> **WHAT YOU ARE ASKED TO DO**:
Convert every line of the data below into a Markdown table with the columns "Row" and "Line". Number the rows in order, skip blank lines, and omit the pictures.

▶

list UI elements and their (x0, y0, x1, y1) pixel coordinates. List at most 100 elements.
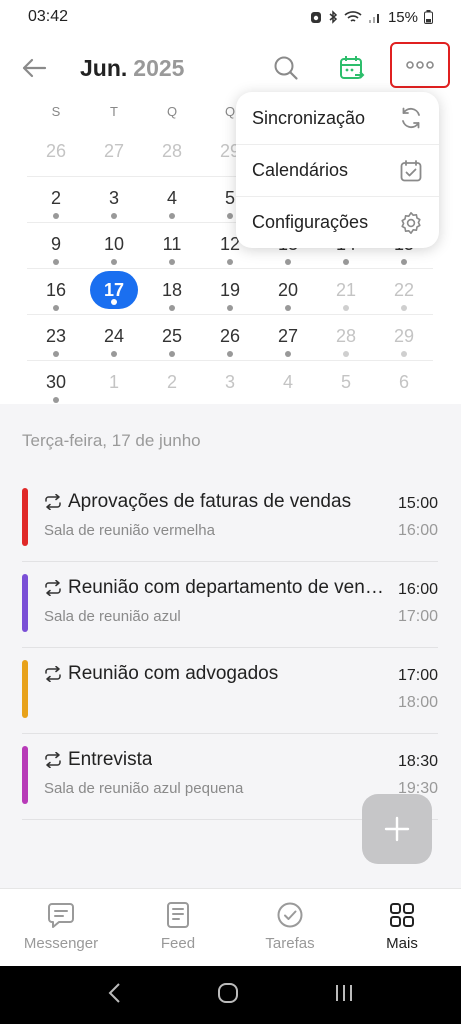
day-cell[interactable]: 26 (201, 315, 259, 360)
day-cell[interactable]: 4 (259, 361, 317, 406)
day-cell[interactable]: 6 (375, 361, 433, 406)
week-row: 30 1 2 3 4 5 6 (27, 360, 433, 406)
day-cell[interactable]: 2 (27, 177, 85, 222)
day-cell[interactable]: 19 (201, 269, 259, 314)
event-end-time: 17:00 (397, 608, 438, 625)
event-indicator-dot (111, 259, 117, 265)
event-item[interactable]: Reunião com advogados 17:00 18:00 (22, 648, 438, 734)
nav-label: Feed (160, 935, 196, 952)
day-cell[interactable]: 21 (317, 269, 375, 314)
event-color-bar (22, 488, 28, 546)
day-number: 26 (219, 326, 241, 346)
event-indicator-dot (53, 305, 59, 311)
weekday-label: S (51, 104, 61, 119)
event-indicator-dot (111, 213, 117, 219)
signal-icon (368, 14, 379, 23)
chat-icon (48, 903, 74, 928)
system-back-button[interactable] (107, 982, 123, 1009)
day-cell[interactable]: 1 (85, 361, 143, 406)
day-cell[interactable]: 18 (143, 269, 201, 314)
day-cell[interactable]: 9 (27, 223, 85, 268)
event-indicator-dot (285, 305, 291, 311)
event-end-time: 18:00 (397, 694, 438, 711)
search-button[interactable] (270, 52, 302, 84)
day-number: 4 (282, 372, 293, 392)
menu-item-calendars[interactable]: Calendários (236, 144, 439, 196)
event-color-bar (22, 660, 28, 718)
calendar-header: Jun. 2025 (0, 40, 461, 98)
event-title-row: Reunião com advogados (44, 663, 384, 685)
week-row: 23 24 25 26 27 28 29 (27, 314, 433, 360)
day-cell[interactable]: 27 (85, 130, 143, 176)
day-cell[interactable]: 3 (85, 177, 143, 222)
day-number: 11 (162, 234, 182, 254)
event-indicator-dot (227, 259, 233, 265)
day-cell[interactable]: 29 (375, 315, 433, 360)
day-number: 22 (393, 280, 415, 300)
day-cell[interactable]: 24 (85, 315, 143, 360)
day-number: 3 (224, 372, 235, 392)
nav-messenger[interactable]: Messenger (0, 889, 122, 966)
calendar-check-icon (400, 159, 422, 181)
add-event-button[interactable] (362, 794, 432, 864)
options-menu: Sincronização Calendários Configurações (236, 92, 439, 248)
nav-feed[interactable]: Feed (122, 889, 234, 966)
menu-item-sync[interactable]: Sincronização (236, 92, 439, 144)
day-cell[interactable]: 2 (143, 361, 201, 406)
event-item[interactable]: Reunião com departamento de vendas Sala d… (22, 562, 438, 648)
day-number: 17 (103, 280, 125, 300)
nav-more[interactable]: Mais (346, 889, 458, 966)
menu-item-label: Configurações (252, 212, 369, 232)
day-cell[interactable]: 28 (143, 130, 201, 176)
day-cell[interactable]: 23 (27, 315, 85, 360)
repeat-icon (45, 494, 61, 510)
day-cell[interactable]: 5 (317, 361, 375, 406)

◀

> **EXPECTED ANSWER**:
| Row | Line |
|---|---|
| 1 | list UI elements and their (x0, y0, x1, y1) pixel coordinates. List at most 100 elements. |
| 2 | day-cell[interactable]: 26 (201, 315, 259, 360) |
| 3 | day-cell[interactable]: 4 (259, 361, 317, 406) |
| 4 | day-cell[interactable]: 6 (375, 361, 433, 406) |
| 5 | week-row: 30 1 2 3 4 5 6 (27, 360, 433, 406) |
| 6 | day-cell[interactable]: 2 (27, 177, 85, 222) |
| 7 | day-cell[interactable]: 19 (201, 269, 259, 314) |
| 8 | event-end-time: 17:00 (397, 608, 438, 625) |
| 9 | event-indicator-dot (111, 259, 117, 265) |
| 10 | event-item[interactable]: Reunião com advogados 17:00 18:00 (22, 648, 438, 734) |
| 11 | nav-label: Feed (160, 935, 196, 952) |
| 12 | day-cell[interactable]: 21 (317, 269, 375, 314) |
| 13 | event-color-bar (22, 488, 28, 546) |
| 14 | day-number: 26 (219, 326, 241, 346) |
| 15 | event-indicator-dot (53, 305, 59, 311) |
| 16 | weekday-label: S (51, 104, 61, 119) |
| 17 | event-indicator-dot (111, 213, 117, 219) |
| 18 | signal-icon (368, 14, 379, 23) |
| 19 | chat-icon (48, 903, 74, 928) |
| 20 | system-back-button[interactable] (107, 982, 123, 1009) |
| 21 | day-cell[interactable]: 1 (85, 361, 143, 406) |
| 22 | day-cell[interactable]: 18 (143, 269, 201, 314) |
| 23 | day-cell[interactable]: 9 (27, 223, 85, 268) |
| 24 | event-indicator-dot (285, 305, 291, 311) |
| 25 | event-end-time: 18:00 (397, 694, 438, 711) |
| 26 | search-button[interactable] (270, 52, 302, 84) |
| 27 | day-number: 4 (282, 372, 293, 392) |
| 28 | menu-item-calendars[interactable]: Calendários (236, 144, 439, 196) |
| 29 | event-color-bar (22, 660, 28, 718) |
| 30 | calendar-header: Jun. 2025 (0, 40, 461, 98) |
| 31 | event-title-row: Reunião com advogados (44, 663, 384, 685) |
| 32 | week-row: 23 24 25 26 27 28 29 (27, 314, 433, 360) |
| 33 | day-cell[interactable]: 27 (85, 130, 143, 176) |
| 34 | day-cell[interactable]: 3 (85, 177, 143, 222) |
| 35 | day-number: 11 (162, 234, 182, 254) |
| 36 | event-indicator-dot (227, 259, 233, 265) |
| 37 | day-cell[interactable]: 29 (375, 315, 433, 360) |
| 38 | day-number: 22 (393, 280, 415, 300) |
| 39 | day-cell[interactable]: 24 (85, 315, 143, 360) |
| 40 | day-number: 3 (224, 372, 235, 392) |
| 41 | nav-messenger[interactable]: Messenger (0, 889, 122, 966) |
| 42 | calendar-check-icon (400, 159, 422, 181) |
| 43 | add-event-button[interactable] (362, 794, 432, 864) |
| 44 | options-menu: Sincronização Calendários Configurações (236, 92, 439, 248) |
| 45 | nav-feed[interactable]: Feed (122, 889, 234, 966) |
| 46 | menu-item-sync[interactable]: Sincronização (236, 92, 439, 144) |
| 47 | day-cell[interactable]: 2 (143, 361, 201, 406) |
| 48 | event-item[interactable]: Reunião com departamento de vendas Sala d… (22, 562, 438, 648) |
| 49 | day-number: 17 (103, 280, 125, 300) |
| 50 | nav-more[interactable]: Mais (346, 889, 458, 966) |
| 51 | menu-item-label: Configurações (252, 212, 369, 232) |
| 52 | day-cell[interactable]: 28 (143, 130, 201, 176) |
| 53 | day-cell[interactable]: 23 (27, 315, 85, 360) |
| 54 | repeat-icon (45, 494, 61, 510) |
| 55 | day-cell[interactable]: 5 (317, 361, 375, 406) |